TASK DIRECTIONS:
Pull out every line containing the string "Badaogou".

MATERIAL SHOWN:
┏━━

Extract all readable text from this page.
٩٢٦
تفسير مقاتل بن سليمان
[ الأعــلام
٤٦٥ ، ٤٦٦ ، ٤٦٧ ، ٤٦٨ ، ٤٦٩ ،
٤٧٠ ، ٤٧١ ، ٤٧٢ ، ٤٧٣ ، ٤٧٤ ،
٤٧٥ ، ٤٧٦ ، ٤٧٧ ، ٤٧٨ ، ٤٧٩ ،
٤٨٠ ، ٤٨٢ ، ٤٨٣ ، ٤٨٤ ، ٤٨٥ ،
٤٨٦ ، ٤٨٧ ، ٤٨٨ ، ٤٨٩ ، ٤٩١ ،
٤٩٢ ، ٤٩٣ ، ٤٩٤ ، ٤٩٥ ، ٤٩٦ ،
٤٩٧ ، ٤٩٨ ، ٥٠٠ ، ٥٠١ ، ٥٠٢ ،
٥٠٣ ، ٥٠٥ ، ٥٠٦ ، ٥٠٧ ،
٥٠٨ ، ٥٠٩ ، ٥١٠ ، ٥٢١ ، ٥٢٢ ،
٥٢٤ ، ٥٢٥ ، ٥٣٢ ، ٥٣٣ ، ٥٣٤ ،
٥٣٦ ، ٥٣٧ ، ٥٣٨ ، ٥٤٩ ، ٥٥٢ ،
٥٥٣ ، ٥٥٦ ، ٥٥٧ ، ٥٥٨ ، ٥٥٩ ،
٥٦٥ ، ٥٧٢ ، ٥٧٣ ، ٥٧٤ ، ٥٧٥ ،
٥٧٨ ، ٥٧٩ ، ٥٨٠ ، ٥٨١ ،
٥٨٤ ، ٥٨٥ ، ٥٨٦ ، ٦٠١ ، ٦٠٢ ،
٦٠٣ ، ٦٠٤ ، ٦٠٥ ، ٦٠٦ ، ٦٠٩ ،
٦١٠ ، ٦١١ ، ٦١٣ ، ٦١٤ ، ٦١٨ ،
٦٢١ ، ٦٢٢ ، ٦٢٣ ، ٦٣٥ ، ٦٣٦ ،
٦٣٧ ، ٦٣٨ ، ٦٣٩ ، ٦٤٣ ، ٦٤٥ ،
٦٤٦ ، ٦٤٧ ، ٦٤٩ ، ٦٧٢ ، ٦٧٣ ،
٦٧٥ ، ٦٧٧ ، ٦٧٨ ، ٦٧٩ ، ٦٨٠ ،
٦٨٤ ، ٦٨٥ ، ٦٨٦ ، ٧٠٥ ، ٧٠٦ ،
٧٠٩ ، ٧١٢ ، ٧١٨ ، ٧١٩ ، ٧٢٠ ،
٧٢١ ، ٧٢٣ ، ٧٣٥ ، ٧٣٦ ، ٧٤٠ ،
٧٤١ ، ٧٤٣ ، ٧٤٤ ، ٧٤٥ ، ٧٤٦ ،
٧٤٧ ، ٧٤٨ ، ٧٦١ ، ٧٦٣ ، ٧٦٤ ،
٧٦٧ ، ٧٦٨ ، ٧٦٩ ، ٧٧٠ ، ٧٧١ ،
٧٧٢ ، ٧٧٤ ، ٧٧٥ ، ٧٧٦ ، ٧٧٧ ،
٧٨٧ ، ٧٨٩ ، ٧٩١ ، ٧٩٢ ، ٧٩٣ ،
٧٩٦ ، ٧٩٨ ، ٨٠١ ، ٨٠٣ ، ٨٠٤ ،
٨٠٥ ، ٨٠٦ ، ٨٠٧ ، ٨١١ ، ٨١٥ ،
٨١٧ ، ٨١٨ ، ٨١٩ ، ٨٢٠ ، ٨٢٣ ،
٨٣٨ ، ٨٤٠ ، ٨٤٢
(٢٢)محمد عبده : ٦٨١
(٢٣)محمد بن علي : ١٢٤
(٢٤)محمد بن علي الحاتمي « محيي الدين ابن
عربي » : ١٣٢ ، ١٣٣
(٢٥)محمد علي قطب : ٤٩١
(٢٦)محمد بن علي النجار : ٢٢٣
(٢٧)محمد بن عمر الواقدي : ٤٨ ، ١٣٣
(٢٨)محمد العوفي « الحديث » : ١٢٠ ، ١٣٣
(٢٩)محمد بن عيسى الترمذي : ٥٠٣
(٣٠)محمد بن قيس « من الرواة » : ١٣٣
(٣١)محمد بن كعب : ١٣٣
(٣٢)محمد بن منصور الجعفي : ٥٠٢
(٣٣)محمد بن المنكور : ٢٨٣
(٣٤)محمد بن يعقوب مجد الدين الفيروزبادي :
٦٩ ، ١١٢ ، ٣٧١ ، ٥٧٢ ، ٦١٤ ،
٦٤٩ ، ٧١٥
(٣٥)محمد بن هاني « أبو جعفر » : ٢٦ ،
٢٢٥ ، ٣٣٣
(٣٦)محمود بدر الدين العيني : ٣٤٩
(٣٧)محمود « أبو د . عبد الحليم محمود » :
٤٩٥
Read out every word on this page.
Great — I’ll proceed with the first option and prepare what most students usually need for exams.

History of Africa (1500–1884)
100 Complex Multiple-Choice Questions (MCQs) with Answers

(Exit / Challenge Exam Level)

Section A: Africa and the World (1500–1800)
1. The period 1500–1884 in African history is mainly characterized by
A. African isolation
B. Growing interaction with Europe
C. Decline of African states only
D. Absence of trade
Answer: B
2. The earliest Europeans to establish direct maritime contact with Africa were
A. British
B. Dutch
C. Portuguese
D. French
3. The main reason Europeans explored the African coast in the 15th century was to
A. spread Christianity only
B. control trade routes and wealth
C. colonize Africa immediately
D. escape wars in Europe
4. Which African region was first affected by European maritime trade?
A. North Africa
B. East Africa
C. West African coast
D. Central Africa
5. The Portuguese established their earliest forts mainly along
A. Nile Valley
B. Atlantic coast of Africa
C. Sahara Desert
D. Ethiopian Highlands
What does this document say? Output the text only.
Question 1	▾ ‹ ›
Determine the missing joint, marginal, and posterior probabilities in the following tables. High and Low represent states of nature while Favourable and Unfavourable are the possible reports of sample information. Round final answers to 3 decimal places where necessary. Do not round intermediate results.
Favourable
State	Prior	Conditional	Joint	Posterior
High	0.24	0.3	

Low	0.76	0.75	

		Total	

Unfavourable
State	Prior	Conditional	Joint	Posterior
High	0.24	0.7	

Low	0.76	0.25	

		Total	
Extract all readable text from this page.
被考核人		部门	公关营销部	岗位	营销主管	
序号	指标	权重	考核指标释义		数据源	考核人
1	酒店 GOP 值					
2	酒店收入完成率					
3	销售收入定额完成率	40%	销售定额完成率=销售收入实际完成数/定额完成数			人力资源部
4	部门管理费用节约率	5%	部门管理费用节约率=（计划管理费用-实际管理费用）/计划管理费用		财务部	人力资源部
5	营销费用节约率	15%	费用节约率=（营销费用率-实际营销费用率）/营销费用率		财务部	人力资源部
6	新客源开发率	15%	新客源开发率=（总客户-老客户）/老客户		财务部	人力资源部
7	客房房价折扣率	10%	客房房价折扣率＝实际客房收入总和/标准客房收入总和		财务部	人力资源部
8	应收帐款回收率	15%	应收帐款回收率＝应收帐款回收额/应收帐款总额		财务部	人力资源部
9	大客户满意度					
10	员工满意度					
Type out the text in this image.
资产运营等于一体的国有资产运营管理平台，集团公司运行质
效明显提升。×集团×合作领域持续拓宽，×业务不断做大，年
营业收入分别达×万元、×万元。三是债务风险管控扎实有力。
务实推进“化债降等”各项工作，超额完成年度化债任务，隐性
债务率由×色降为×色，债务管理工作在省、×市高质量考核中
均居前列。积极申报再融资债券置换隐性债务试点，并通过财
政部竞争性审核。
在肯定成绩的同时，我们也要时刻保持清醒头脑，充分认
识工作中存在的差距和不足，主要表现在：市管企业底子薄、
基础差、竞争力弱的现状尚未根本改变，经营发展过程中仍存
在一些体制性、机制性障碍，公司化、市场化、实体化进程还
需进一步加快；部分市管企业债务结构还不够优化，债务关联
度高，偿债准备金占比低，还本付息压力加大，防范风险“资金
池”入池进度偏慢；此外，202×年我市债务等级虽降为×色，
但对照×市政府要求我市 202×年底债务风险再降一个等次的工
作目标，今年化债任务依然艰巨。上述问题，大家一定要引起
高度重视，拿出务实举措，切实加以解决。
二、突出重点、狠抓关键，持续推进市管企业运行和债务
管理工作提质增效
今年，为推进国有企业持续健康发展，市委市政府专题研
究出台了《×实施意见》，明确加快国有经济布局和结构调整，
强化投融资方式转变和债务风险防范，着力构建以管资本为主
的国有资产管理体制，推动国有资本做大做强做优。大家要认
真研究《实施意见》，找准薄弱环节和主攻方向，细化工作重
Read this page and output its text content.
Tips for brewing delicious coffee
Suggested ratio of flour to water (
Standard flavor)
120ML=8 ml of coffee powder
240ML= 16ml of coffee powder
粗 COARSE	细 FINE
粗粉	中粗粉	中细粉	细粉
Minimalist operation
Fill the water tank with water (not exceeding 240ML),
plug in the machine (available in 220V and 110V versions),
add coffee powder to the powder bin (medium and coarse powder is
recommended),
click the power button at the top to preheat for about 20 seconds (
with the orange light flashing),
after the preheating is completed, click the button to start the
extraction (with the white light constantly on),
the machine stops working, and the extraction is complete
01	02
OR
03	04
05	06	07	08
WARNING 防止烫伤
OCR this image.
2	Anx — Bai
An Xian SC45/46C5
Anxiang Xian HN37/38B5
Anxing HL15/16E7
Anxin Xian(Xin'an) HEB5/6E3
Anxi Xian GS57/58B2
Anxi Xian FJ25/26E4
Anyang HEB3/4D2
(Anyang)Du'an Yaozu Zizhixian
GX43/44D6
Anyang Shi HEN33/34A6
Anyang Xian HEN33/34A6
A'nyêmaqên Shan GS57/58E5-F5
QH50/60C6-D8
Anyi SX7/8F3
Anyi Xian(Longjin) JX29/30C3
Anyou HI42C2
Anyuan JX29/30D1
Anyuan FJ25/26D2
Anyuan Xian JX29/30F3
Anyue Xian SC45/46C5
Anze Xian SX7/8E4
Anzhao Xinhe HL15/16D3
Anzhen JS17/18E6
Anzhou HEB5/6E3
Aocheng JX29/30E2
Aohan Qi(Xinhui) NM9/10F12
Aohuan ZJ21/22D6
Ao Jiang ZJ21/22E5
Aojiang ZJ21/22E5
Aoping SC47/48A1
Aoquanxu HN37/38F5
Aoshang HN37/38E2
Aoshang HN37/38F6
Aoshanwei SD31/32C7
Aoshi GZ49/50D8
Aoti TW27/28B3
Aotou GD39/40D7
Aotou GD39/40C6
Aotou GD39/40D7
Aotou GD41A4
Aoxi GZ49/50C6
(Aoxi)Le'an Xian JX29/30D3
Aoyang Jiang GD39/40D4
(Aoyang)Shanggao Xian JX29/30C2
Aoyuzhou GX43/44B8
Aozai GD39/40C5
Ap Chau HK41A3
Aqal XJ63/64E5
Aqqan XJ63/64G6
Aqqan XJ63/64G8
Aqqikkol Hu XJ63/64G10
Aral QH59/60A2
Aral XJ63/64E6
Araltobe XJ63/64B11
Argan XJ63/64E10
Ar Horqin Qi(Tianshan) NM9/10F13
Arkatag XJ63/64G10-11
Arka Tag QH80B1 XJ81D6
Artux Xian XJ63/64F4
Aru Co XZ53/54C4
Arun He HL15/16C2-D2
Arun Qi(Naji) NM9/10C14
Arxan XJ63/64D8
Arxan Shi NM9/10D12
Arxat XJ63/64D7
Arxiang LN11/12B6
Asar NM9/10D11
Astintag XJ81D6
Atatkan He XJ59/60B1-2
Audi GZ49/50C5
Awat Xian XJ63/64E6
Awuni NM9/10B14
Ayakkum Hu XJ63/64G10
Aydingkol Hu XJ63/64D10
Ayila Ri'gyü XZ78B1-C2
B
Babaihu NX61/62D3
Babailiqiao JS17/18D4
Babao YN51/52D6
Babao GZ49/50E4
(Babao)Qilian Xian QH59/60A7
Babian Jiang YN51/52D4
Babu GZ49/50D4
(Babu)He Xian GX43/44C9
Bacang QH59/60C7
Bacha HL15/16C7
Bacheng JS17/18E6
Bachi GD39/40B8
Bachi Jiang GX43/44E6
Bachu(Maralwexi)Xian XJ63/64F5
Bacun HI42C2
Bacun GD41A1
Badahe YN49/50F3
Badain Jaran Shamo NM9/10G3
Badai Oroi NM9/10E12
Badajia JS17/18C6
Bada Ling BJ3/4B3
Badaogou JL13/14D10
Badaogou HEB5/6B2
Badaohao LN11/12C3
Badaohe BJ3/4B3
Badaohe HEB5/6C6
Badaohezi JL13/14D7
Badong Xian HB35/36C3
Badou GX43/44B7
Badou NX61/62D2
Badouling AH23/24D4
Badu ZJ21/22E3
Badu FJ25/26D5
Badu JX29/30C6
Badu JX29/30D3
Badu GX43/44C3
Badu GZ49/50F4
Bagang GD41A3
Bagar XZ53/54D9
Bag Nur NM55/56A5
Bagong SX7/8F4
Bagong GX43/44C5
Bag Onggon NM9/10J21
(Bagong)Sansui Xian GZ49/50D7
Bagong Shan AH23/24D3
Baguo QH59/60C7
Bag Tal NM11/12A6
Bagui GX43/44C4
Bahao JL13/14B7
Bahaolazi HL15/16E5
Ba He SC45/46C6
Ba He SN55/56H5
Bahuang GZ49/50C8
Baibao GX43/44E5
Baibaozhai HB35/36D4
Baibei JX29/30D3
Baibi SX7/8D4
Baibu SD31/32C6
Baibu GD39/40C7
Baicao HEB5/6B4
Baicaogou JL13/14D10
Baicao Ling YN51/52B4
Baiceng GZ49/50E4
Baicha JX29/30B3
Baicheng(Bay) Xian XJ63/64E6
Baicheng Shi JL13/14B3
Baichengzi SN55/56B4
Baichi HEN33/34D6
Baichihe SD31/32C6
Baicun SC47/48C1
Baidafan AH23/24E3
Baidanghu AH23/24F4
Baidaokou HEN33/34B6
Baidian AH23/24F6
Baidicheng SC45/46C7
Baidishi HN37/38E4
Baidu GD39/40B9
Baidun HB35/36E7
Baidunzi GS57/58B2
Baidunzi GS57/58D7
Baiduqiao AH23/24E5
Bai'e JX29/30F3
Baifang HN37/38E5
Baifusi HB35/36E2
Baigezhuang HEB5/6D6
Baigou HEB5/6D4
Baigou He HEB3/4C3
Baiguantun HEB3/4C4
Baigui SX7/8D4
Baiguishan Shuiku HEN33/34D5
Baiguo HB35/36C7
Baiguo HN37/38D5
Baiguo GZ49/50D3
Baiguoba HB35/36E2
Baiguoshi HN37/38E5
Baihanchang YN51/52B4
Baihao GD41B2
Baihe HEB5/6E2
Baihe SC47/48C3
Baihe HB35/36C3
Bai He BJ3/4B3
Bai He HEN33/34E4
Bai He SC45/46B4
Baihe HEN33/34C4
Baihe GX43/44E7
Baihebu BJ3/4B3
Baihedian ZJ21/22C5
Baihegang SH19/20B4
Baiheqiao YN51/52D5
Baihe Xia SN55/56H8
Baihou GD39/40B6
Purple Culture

┗━━

RESPONSE FOR THIS EXERCISE:
Badaogou JL13/14D10
Badaogou HEB5/6B2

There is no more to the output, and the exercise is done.